PROBLEM DESCRIPTION>
All lines with the word "Deficiency" must be pulled from the entries below.

EXERCISE INPUT>
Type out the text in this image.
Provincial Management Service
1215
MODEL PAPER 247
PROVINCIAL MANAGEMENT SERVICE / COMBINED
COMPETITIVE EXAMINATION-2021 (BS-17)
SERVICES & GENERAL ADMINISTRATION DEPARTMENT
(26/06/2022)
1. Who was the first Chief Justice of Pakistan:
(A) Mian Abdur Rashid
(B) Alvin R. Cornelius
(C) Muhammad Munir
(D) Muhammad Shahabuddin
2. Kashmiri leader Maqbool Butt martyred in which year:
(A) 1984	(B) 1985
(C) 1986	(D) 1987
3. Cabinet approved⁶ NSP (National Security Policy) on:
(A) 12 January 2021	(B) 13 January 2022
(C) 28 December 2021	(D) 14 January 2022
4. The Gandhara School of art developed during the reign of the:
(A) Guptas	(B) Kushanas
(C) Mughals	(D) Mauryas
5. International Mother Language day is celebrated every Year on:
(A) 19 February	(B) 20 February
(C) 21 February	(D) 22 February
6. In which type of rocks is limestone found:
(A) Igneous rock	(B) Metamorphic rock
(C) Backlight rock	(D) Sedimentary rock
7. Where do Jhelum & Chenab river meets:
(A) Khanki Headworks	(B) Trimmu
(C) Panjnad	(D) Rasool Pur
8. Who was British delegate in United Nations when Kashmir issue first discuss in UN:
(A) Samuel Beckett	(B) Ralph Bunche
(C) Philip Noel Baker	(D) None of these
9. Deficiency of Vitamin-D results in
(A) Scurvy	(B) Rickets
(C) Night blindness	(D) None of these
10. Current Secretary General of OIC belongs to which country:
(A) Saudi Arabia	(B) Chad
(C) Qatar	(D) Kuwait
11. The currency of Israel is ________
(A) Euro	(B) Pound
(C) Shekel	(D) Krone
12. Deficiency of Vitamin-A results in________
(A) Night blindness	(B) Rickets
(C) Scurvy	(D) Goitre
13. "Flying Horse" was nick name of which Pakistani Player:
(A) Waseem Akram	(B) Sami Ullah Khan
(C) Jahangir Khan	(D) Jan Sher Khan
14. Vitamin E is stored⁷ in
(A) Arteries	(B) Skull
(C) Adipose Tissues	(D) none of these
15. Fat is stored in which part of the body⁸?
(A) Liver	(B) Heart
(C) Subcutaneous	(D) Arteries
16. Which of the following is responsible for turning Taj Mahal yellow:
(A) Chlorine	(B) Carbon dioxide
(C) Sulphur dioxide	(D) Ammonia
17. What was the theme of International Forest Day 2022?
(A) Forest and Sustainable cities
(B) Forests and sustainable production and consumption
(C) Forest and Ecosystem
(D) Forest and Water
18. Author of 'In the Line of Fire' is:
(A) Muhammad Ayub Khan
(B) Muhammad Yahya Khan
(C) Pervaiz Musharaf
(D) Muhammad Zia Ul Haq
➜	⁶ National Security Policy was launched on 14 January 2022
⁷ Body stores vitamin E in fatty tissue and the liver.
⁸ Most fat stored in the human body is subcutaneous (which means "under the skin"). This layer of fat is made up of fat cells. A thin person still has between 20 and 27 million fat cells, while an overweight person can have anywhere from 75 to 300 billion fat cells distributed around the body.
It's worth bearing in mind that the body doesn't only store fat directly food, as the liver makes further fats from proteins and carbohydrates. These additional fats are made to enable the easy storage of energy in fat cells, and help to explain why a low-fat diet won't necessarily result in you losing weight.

TASK OUTPUT>
9. Deficiency of Vitamin-D results in
12. Deficiency of Vitamin-A results in________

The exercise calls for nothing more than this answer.